Dataset records:
— BEGIN —

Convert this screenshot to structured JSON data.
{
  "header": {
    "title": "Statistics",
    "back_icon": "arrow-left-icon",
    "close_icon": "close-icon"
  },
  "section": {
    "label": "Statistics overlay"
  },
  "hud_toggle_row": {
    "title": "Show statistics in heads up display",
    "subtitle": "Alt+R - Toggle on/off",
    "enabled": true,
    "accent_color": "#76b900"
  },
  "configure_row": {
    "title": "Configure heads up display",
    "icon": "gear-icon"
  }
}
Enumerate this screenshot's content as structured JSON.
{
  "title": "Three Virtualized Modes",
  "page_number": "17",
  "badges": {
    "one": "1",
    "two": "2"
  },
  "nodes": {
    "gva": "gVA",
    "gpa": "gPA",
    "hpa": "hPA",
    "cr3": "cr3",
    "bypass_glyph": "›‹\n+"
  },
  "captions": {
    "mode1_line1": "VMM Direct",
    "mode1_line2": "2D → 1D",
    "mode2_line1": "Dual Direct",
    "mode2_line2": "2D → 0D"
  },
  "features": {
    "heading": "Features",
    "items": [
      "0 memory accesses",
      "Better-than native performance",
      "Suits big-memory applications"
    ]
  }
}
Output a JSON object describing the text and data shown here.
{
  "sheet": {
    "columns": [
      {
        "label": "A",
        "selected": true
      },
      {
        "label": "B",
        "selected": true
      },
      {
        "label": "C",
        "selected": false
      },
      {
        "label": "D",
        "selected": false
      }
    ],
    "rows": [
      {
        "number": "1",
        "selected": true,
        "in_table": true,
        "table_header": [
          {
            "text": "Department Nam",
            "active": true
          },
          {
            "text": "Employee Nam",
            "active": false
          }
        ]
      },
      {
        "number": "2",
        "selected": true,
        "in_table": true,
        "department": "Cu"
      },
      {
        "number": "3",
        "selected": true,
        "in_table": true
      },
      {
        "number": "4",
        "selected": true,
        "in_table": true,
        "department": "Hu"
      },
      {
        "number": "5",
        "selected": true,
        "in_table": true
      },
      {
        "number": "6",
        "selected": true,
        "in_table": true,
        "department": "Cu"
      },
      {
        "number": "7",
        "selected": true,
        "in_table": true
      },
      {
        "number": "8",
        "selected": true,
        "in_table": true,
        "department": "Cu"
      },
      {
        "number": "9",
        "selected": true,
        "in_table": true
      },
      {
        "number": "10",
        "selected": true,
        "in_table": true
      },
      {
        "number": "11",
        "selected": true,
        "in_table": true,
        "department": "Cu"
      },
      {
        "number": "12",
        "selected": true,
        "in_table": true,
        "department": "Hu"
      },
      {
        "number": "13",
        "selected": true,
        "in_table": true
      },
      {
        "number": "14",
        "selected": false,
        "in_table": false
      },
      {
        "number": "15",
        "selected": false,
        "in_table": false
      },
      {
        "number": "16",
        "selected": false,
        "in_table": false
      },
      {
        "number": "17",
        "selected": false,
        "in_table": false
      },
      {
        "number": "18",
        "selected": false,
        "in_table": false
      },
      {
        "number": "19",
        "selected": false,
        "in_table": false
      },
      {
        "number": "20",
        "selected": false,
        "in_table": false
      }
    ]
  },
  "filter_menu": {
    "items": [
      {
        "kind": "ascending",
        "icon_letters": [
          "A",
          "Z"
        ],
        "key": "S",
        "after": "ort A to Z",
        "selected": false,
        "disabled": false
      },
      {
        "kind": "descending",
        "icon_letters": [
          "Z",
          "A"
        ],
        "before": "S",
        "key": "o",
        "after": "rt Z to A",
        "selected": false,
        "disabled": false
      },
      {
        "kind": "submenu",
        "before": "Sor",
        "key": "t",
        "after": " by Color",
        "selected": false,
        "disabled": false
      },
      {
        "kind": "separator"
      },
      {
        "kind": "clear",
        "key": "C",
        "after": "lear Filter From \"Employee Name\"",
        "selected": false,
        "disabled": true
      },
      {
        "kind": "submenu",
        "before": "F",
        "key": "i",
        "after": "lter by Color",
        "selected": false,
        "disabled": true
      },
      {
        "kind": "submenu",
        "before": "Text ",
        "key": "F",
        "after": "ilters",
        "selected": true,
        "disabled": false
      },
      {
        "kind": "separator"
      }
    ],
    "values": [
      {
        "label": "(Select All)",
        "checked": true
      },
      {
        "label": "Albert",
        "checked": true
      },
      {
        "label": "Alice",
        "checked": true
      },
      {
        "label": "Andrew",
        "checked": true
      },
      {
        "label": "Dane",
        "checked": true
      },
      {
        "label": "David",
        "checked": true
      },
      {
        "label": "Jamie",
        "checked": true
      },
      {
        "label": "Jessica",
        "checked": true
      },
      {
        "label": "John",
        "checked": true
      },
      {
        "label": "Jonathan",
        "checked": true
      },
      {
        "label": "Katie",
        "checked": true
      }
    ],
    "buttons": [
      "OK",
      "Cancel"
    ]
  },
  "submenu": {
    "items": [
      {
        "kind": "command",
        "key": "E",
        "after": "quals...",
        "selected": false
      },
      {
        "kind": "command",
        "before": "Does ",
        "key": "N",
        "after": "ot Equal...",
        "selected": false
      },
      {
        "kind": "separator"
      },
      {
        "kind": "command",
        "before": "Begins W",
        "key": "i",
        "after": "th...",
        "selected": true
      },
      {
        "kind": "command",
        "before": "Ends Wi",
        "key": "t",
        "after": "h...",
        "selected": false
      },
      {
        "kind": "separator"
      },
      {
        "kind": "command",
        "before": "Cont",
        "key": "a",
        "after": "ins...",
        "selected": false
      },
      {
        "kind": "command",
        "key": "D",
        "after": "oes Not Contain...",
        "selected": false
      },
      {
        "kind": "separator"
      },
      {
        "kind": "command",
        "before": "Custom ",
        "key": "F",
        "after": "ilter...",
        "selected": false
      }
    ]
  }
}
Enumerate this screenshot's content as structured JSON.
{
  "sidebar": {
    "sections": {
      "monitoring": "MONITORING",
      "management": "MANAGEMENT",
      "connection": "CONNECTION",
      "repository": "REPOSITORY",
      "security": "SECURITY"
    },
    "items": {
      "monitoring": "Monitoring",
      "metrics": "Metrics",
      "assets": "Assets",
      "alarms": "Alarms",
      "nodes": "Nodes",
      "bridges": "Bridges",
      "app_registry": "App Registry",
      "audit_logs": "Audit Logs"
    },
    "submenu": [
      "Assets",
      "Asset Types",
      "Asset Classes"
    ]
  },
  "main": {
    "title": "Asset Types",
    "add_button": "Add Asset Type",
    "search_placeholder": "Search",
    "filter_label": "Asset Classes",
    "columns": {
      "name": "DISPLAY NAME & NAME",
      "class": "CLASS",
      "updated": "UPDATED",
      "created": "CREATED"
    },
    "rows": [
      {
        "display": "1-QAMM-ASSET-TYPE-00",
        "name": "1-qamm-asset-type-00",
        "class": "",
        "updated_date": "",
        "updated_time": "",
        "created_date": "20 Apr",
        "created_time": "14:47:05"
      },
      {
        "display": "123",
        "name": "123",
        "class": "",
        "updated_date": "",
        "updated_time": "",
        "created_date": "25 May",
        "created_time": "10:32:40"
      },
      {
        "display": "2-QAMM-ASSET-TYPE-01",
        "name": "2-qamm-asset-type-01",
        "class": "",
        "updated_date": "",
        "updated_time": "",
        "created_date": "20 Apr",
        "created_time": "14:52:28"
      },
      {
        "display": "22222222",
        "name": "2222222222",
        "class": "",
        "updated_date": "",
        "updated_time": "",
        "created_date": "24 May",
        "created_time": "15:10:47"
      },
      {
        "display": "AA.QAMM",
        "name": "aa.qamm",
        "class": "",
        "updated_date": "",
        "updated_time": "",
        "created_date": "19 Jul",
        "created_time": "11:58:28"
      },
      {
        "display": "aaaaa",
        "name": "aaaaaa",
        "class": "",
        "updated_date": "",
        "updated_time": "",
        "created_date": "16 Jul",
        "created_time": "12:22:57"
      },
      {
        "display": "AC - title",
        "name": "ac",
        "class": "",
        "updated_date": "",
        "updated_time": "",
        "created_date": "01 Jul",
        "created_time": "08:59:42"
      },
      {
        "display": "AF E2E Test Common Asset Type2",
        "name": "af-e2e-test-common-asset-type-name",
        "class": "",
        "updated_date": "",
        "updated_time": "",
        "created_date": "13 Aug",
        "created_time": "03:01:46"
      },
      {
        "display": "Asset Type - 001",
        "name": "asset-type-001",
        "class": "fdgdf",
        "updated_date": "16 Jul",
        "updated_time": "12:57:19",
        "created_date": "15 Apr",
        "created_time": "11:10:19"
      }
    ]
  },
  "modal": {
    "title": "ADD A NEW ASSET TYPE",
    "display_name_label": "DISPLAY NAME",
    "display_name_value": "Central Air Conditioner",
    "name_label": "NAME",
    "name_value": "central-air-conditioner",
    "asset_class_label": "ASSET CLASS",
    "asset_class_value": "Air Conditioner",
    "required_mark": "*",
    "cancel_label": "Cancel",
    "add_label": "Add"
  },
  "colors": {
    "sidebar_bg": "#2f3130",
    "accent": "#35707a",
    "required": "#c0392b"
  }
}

— END —

◆ WHAT NEEDS TO BE DONE ◆
Scan the material and collect every line that contains "Direct".

◆ EXERCISE OUTPUT ◆
    "mode1_line1": "VMM Direct",
    "mode2_line1": "Dual Direct",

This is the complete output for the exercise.